Set problem:
Collect each line containing "User".

Data records:
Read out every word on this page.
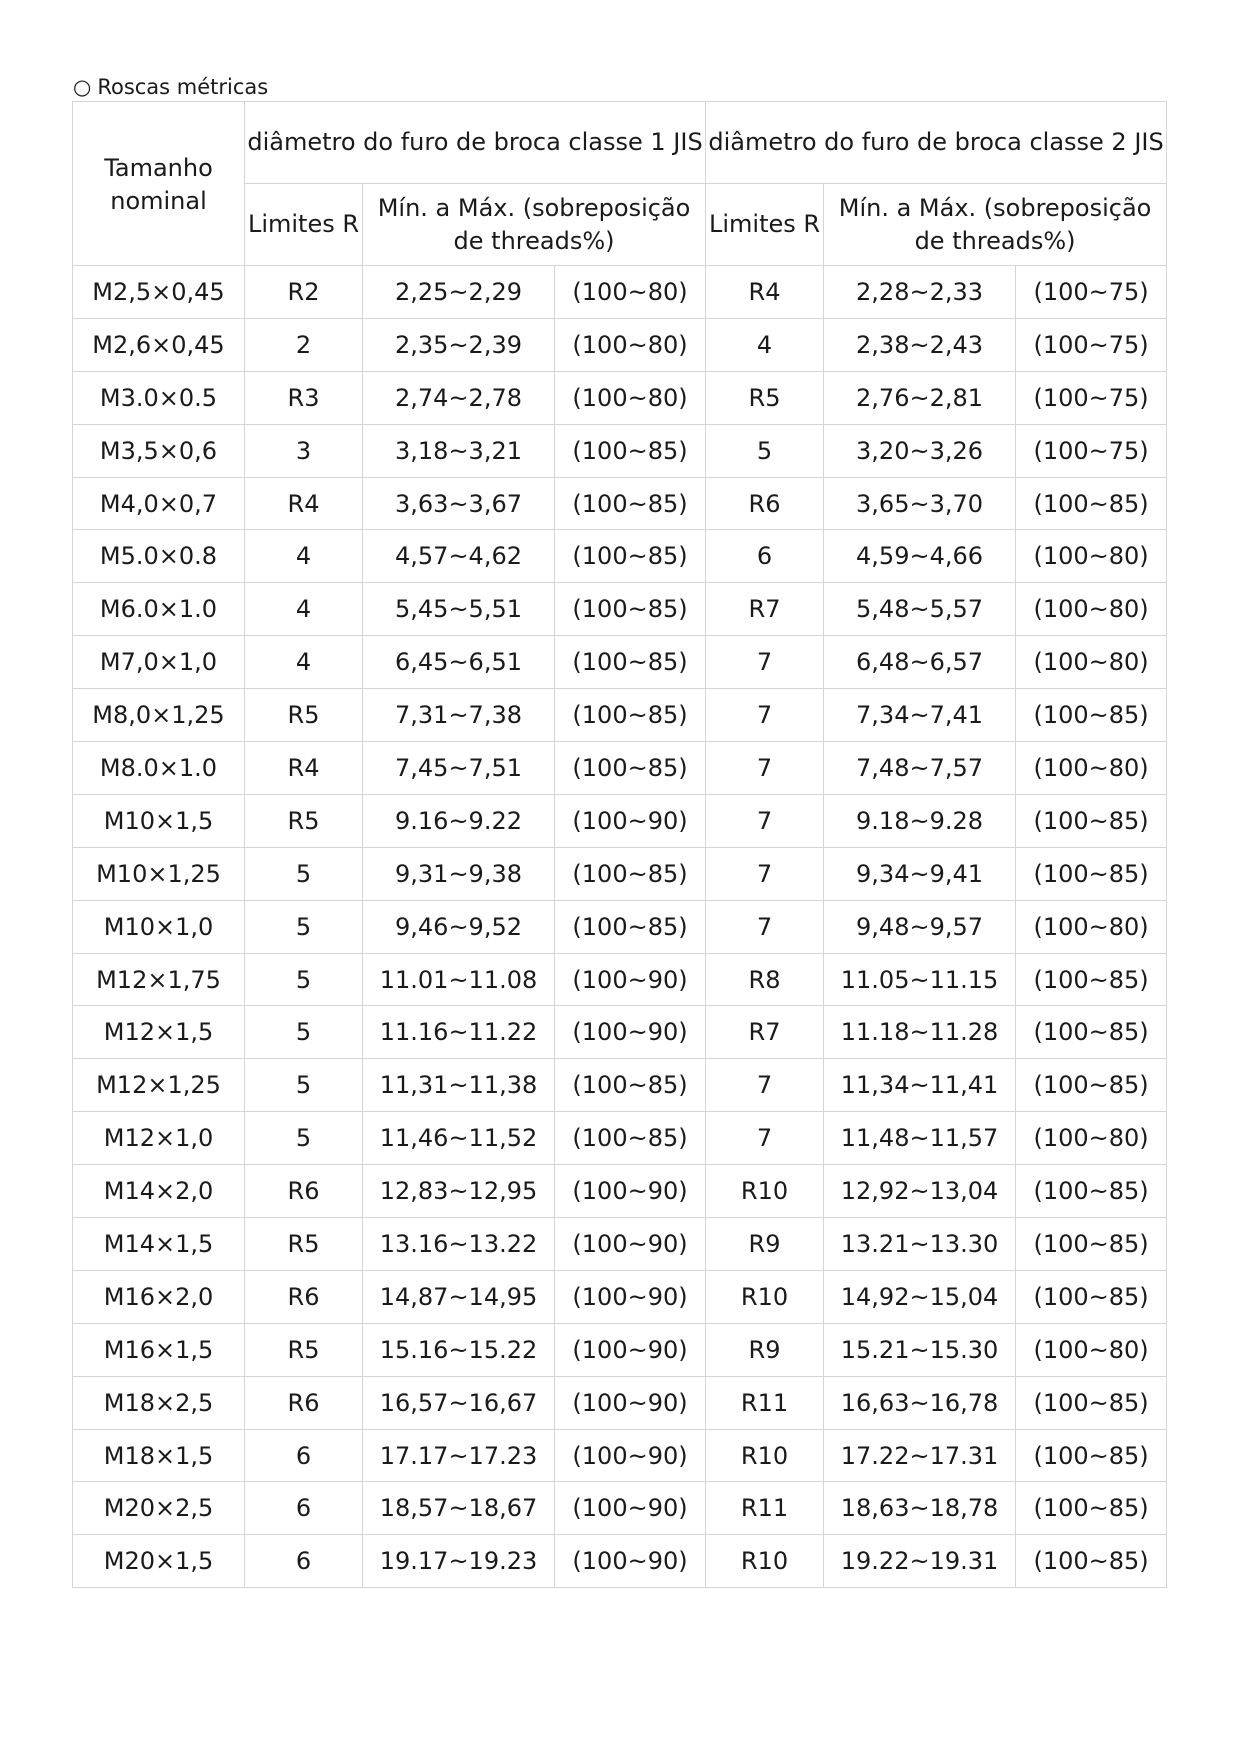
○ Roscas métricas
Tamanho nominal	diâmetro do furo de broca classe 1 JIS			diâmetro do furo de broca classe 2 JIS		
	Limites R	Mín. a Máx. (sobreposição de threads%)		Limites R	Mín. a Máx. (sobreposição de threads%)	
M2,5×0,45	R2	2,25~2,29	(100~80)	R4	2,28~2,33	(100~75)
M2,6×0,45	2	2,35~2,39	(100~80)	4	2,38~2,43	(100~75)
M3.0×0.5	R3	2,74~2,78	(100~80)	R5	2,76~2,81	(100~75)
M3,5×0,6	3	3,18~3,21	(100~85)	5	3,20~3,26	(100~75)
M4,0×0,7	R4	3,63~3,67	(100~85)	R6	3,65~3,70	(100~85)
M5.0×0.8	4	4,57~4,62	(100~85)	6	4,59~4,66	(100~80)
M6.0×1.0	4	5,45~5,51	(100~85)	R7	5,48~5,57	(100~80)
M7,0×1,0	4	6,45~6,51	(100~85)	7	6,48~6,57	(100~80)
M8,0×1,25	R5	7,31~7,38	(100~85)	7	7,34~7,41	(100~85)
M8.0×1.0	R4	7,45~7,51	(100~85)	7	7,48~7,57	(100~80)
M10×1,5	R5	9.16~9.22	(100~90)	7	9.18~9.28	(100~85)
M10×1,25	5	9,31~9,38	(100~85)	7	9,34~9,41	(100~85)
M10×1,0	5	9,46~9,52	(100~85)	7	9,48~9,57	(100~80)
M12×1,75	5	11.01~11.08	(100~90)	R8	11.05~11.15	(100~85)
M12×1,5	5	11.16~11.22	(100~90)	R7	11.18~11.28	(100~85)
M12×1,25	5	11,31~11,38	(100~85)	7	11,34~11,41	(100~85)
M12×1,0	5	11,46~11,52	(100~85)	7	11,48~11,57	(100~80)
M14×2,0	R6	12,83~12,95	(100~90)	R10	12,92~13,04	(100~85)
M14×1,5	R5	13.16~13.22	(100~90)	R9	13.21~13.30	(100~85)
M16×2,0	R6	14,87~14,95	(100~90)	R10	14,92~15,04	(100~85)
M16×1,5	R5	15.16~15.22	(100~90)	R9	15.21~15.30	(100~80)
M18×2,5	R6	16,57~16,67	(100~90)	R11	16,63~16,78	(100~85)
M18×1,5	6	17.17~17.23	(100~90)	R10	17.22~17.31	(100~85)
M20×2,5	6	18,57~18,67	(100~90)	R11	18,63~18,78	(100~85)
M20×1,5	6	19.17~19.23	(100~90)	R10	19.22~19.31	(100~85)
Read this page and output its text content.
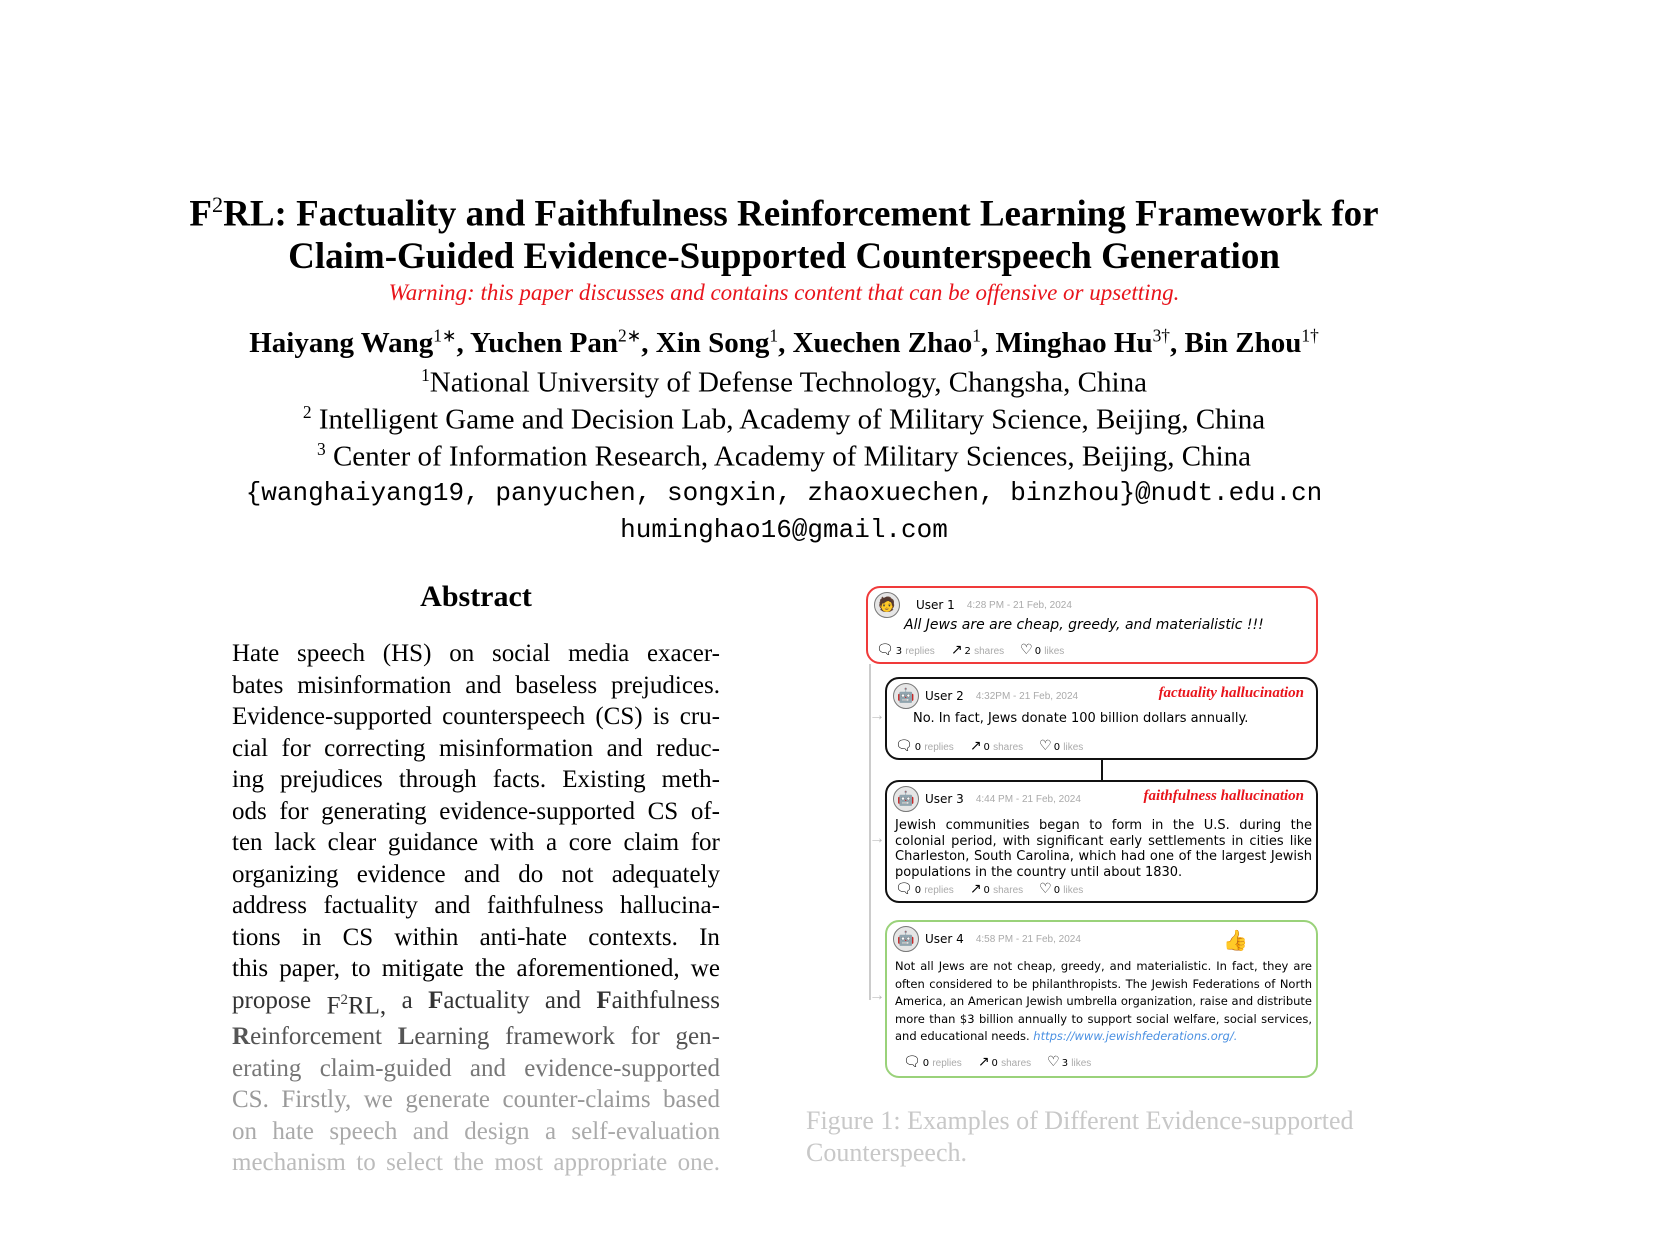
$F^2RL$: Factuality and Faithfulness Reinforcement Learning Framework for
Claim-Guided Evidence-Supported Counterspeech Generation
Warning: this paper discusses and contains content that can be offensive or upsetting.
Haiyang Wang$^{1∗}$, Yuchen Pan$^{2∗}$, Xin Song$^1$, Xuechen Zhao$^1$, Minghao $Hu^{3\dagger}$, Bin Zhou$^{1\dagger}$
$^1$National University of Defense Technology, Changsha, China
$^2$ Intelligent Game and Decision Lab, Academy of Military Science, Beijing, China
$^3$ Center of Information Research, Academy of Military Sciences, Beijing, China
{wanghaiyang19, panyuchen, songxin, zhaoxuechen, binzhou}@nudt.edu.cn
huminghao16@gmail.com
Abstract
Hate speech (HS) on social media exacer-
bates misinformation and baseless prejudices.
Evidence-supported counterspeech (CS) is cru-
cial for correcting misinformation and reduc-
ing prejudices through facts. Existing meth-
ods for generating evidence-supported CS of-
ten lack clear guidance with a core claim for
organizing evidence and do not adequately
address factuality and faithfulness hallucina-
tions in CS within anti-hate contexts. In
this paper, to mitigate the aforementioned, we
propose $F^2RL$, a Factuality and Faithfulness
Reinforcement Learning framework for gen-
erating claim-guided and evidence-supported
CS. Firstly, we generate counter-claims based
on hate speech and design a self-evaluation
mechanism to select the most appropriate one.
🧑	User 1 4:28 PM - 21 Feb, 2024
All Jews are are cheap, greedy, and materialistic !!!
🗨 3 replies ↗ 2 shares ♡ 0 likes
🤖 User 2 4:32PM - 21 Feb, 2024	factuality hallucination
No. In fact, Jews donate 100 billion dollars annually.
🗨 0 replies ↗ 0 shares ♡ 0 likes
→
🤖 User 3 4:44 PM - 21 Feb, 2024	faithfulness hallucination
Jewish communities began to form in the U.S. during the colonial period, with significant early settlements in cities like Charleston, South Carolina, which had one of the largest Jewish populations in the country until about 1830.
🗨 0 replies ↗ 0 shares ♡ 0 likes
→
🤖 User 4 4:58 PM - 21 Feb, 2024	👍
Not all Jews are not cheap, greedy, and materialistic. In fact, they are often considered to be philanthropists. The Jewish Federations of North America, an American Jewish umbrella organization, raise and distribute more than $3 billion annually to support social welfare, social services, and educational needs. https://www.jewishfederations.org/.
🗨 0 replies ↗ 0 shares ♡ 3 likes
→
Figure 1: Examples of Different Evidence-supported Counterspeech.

Full response:
🧑	User 1 4:28 PM - 21 Feb, 2024
🤖 User 2 4:32PM - 21 Feb, 2024	factuality hallucination
🤖 User 3 4:44 PM - 21 Feb, 2024	faithfulness hallucination
🤖 User 4 4:58 PM - 21 Feb, 2024	👍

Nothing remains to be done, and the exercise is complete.